### The problem
Copy out each line below that has the word "title" in it.

### Figure content listings
--- START ---

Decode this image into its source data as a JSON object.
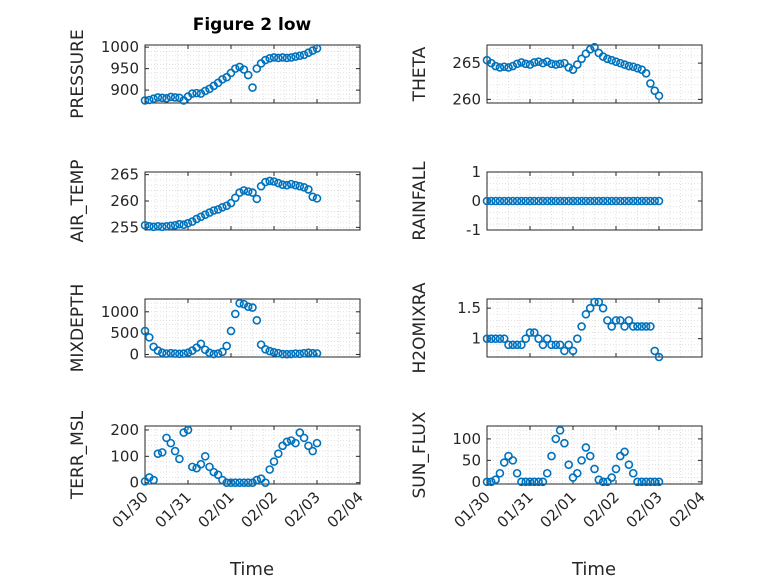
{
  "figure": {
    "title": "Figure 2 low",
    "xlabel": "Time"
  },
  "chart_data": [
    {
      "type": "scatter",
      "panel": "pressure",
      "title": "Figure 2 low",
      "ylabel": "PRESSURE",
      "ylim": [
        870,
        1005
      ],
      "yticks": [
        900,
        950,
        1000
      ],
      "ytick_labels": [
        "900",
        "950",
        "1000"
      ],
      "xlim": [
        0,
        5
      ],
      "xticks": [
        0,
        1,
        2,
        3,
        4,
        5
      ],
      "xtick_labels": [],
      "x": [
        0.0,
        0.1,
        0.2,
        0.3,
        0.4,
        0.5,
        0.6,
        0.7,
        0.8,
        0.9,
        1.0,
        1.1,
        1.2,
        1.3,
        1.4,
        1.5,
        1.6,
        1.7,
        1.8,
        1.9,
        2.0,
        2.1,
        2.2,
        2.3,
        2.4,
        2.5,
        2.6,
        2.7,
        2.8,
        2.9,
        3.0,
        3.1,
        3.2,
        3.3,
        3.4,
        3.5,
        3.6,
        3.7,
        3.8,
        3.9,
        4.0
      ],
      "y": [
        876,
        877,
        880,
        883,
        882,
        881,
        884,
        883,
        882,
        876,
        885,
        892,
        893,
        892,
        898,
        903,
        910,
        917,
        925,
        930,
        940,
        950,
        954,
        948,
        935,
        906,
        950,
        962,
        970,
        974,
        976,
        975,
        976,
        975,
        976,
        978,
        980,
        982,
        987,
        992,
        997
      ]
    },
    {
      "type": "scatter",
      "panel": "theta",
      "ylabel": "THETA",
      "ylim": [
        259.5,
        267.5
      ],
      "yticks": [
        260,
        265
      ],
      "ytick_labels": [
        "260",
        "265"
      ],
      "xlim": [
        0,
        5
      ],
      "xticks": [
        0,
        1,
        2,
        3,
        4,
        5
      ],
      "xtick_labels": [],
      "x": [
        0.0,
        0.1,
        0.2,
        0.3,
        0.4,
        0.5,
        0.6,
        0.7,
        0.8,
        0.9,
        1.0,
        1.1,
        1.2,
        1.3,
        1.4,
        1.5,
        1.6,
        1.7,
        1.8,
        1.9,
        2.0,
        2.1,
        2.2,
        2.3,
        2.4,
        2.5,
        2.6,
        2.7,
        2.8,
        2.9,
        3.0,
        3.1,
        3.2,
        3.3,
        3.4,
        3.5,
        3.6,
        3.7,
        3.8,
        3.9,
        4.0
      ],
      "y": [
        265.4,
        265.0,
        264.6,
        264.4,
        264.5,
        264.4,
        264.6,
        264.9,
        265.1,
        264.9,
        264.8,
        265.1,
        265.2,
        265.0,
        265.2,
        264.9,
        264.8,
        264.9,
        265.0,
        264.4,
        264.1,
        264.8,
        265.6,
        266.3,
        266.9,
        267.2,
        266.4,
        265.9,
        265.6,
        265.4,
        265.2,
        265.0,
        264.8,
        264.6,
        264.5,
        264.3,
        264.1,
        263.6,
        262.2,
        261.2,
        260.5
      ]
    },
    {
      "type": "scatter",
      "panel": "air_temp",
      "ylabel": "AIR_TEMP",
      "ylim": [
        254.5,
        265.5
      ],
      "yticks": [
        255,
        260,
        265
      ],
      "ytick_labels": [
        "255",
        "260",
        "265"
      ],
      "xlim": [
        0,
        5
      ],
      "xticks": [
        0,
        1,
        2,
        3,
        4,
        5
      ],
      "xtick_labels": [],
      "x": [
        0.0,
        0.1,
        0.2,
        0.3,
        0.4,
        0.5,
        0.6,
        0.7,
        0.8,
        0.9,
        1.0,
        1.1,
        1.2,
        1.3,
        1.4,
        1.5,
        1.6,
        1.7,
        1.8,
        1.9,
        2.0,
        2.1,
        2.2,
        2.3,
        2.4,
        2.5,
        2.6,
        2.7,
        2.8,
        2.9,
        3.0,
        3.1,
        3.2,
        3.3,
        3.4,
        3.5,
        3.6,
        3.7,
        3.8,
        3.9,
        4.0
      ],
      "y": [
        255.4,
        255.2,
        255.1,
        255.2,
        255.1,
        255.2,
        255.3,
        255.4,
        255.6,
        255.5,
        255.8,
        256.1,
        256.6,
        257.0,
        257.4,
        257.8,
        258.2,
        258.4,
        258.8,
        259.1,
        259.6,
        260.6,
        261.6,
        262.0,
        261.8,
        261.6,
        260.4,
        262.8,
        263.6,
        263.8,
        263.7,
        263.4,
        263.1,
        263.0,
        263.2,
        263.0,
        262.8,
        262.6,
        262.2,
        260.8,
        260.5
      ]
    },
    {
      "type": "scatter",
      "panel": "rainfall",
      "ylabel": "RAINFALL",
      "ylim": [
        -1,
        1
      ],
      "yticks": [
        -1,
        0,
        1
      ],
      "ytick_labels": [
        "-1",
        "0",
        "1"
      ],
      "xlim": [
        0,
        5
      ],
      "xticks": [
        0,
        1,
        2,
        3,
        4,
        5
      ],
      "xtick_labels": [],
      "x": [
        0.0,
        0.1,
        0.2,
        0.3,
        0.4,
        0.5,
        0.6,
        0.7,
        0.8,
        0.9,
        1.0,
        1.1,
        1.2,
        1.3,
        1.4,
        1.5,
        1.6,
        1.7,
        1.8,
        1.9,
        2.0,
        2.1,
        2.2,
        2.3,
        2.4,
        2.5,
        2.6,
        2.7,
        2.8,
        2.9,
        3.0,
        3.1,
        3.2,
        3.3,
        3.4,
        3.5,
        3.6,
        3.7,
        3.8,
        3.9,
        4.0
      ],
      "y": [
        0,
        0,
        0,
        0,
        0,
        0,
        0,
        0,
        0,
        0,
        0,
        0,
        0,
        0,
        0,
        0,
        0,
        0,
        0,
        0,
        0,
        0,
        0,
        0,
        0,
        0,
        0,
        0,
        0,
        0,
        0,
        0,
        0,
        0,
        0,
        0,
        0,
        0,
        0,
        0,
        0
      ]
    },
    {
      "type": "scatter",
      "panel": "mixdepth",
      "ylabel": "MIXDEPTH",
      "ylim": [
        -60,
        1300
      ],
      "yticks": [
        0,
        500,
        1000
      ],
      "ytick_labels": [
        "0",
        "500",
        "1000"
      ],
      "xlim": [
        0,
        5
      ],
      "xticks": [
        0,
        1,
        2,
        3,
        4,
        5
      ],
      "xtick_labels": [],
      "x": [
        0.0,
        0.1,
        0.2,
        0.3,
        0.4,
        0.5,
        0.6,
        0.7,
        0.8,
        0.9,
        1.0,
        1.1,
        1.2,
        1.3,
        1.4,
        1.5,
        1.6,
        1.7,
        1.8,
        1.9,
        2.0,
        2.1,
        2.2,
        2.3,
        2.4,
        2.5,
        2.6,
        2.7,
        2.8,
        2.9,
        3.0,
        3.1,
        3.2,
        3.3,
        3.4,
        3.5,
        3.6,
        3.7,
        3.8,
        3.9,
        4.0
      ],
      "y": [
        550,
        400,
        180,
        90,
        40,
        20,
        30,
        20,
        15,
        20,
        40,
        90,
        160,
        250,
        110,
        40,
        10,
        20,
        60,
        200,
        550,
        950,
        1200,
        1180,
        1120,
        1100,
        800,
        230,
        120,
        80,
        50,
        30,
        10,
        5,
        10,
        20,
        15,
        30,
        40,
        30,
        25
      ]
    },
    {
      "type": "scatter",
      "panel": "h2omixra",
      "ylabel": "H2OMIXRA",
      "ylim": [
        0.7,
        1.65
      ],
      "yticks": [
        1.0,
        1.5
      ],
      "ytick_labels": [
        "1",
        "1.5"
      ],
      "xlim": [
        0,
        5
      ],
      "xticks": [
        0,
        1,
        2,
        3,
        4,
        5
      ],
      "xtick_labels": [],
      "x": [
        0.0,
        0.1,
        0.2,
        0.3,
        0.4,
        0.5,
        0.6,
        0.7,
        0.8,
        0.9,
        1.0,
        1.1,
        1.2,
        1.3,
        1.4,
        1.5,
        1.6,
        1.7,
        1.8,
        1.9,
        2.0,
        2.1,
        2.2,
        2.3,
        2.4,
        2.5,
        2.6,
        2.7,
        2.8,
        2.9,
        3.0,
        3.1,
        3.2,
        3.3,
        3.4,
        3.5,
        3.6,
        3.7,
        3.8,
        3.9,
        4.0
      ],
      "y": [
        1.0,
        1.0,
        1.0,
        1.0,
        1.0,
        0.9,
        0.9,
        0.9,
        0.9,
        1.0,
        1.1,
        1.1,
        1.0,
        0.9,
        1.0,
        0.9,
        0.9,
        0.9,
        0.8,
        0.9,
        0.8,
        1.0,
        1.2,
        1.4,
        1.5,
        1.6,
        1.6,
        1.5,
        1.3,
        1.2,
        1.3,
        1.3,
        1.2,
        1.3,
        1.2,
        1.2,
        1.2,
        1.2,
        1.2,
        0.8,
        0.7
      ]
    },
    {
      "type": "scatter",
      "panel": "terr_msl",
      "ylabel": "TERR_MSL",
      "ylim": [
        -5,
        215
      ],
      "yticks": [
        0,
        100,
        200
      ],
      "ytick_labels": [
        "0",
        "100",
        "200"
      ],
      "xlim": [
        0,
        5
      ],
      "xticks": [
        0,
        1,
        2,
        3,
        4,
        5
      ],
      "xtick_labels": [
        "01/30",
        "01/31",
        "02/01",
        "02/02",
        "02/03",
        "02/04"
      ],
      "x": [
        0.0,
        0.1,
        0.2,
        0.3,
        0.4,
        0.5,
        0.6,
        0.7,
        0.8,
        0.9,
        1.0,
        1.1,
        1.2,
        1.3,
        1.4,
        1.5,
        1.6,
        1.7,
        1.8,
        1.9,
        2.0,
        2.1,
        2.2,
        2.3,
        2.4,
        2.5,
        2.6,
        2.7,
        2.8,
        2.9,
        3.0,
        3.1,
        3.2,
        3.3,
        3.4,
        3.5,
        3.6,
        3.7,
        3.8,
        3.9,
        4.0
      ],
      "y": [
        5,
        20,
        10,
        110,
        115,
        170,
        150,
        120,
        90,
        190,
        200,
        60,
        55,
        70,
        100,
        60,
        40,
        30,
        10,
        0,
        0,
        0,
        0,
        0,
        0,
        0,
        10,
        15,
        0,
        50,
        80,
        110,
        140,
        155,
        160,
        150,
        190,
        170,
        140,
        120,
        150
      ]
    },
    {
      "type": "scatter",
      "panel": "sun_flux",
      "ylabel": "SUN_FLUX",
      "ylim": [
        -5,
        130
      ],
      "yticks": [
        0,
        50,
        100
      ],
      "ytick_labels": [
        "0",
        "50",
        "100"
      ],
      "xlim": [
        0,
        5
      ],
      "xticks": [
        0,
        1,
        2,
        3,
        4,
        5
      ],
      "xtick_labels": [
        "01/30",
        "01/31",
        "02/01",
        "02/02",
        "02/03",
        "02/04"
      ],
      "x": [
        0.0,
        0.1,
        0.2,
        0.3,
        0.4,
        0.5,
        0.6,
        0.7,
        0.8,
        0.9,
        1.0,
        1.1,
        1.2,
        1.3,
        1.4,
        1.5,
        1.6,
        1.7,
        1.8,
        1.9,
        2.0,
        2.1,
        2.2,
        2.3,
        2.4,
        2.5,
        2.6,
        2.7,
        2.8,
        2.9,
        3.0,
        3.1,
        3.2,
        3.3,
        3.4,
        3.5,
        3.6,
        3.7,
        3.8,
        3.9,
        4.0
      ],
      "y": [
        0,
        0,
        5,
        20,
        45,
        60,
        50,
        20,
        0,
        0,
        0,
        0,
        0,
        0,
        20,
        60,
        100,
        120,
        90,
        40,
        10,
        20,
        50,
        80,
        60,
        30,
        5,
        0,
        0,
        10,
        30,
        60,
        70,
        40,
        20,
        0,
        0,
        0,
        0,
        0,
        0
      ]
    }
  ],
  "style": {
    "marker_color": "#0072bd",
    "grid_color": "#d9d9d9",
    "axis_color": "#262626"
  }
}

--- END ---
--- START ---

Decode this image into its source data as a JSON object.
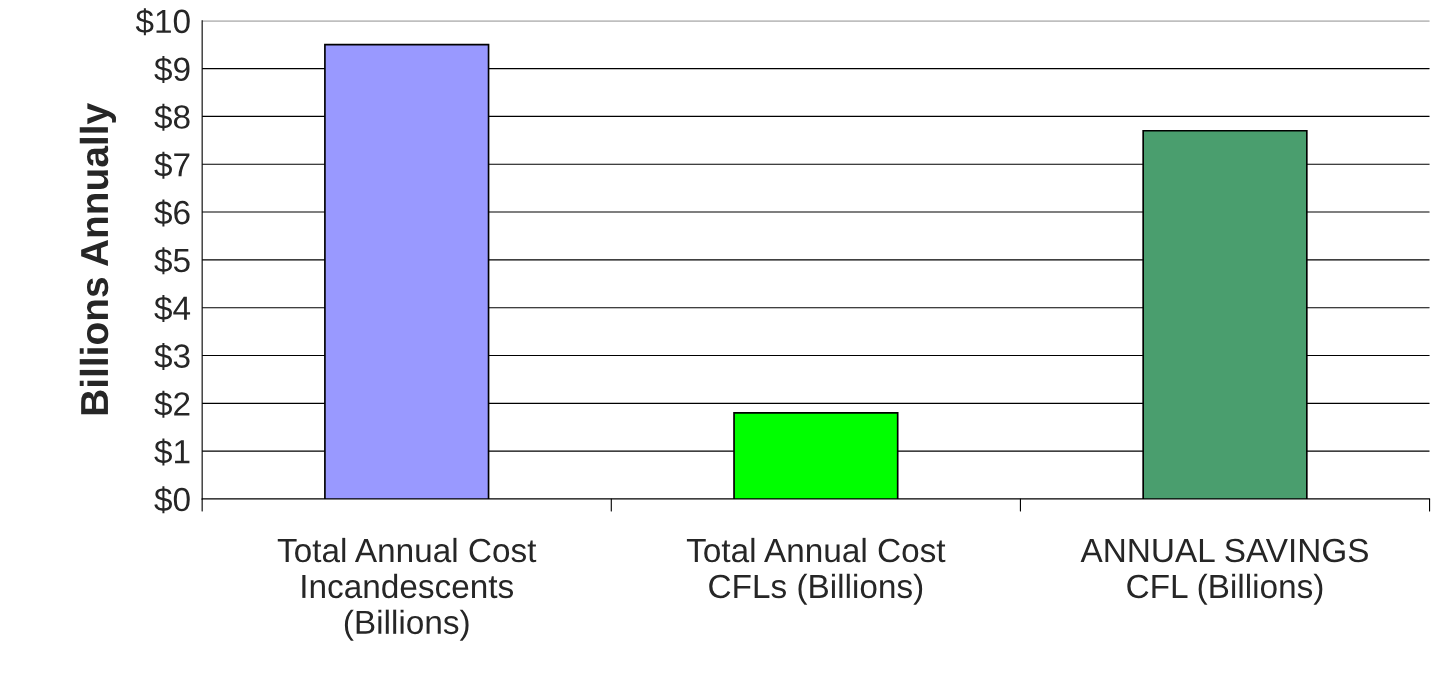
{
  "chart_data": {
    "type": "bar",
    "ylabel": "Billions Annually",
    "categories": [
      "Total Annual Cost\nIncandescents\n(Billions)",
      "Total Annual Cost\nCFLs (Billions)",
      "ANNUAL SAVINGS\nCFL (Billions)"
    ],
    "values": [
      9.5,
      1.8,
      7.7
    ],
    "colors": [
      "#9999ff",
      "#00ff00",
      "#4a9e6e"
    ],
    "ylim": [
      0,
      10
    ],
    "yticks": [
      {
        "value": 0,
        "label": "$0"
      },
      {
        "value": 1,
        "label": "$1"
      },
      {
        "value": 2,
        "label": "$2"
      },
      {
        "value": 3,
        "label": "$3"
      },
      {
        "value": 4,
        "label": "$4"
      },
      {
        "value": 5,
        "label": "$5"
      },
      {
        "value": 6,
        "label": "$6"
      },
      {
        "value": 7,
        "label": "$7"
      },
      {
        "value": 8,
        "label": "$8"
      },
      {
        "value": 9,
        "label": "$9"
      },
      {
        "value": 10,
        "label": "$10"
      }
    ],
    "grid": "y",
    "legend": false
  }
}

--- END ---

### Exercise answer
    "title": "Figure 2 low",
      "title": "Figure 2 low",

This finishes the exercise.